MATERIAL SHOWN:
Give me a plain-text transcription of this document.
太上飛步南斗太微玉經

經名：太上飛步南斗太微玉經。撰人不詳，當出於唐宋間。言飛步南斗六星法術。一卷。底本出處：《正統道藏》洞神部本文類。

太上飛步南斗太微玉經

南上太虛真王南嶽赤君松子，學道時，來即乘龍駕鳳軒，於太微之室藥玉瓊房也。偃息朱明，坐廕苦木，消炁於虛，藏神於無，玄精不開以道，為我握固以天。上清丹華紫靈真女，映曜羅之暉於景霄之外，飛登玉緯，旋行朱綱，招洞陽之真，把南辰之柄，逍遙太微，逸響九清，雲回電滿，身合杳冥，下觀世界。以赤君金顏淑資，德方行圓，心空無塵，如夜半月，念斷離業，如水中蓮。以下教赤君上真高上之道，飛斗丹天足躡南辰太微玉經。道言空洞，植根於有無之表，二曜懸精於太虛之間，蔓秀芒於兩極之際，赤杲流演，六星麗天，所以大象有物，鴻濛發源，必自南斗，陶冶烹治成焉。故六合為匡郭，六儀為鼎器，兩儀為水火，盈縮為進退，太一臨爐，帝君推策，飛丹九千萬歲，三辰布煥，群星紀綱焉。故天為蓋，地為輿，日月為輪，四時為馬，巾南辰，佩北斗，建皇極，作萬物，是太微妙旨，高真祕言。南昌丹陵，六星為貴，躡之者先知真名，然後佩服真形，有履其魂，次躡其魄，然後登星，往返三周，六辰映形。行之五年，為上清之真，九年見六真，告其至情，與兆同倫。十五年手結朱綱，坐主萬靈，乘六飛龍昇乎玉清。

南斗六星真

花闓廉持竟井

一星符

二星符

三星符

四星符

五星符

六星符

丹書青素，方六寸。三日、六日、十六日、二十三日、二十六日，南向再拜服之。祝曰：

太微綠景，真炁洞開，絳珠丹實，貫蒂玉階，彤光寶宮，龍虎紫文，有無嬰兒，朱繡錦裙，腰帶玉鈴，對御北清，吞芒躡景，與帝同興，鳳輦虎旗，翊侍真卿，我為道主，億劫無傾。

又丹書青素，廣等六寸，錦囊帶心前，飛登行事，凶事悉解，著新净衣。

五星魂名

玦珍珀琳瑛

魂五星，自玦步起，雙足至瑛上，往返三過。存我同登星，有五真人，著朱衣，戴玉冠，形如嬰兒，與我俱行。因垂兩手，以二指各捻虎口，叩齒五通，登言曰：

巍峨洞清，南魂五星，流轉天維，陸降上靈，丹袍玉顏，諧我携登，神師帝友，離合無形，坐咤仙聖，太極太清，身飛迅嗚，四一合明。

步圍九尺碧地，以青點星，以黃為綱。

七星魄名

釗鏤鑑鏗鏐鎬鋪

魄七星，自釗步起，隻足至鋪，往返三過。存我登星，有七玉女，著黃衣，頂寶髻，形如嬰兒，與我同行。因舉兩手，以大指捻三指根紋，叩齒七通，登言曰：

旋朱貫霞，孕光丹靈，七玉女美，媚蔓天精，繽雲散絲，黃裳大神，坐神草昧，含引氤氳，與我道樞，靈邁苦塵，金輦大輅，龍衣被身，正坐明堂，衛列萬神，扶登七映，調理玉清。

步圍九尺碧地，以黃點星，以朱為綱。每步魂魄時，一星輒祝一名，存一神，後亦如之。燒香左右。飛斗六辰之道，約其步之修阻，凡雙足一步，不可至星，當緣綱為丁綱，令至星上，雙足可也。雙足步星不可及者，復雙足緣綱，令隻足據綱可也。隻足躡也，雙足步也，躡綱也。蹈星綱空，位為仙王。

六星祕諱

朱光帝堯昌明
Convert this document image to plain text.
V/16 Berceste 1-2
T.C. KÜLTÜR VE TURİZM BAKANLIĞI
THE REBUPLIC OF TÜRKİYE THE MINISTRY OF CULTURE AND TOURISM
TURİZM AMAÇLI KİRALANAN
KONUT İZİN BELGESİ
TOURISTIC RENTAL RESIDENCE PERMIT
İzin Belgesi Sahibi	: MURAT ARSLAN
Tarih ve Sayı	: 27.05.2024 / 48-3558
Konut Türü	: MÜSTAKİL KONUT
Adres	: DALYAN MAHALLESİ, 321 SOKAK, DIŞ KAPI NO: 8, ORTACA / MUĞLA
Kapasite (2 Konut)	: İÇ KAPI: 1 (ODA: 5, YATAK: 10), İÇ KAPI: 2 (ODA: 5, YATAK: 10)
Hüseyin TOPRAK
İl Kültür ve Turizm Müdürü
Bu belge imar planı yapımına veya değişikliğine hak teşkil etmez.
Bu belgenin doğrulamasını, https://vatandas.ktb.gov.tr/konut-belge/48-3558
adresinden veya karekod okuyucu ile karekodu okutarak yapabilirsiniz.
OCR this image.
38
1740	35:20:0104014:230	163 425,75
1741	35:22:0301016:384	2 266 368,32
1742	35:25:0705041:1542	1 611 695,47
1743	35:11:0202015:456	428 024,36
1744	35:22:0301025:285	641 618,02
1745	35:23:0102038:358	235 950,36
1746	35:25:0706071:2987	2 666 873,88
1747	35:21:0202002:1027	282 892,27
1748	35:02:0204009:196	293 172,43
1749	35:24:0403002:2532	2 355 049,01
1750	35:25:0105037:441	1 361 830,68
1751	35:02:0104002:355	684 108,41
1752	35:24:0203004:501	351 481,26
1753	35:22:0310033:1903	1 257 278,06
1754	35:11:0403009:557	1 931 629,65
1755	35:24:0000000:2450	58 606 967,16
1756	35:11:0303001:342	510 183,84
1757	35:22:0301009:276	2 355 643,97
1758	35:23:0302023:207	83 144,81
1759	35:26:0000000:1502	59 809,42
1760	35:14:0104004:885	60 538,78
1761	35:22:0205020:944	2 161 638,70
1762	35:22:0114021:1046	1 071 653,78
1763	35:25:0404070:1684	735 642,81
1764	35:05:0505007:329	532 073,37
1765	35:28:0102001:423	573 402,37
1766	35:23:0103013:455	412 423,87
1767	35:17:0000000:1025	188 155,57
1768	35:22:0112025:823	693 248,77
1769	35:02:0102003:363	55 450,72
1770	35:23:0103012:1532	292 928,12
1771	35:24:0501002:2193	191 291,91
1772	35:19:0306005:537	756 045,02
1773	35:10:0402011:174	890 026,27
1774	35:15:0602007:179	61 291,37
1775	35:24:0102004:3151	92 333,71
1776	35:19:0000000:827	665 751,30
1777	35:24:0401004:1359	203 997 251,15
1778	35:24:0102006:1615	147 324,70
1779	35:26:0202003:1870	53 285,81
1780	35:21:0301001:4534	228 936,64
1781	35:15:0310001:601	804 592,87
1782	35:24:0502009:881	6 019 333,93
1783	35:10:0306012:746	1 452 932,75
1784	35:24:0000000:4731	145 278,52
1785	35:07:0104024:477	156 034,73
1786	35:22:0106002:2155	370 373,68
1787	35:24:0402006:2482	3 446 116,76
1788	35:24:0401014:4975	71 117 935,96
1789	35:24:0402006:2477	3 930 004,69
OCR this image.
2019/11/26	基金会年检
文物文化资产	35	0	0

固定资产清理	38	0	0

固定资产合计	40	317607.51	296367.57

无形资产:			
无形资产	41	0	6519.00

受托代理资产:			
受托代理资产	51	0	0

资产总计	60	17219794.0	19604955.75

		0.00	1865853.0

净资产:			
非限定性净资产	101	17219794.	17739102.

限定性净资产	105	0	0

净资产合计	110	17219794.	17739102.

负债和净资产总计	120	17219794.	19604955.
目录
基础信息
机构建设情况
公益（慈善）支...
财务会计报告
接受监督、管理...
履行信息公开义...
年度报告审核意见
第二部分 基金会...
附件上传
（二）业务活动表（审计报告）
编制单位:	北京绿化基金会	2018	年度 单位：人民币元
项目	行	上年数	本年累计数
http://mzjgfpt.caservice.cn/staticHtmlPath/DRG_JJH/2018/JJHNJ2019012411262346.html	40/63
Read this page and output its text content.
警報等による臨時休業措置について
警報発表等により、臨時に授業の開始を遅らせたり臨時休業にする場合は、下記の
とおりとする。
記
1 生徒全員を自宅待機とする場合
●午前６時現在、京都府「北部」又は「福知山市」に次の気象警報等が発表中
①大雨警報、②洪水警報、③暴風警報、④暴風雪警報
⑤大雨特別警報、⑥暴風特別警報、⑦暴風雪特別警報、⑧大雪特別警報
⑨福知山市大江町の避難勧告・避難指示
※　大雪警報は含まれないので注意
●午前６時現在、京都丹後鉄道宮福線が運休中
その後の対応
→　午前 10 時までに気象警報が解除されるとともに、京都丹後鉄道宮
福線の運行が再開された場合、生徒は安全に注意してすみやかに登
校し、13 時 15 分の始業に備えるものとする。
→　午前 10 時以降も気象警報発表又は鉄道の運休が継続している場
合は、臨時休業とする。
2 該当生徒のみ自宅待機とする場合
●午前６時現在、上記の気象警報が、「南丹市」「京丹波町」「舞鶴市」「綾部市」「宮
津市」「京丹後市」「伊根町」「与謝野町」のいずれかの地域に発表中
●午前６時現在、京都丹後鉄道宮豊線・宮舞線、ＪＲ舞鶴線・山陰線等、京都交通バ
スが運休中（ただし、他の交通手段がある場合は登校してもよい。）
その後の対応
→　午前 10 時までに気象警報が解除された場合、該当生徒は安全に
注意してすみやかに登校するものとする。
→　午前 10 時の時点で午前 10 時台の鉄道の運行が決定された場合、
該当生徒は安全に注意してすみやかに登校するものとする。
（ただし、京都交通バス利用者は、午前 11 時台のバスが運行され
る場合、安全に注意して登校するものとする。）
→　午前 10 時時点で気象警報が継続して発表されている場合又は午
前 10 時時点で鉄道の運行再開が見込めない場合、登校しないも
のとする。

EXERCISE GOAL: Go through the records and gather the lines that hold "TURİZM".

RESULT:
T.C. KÜLTÜR VE TURİZM BAKANLIĞI
TURİZM AMAÇLI KİRALANAN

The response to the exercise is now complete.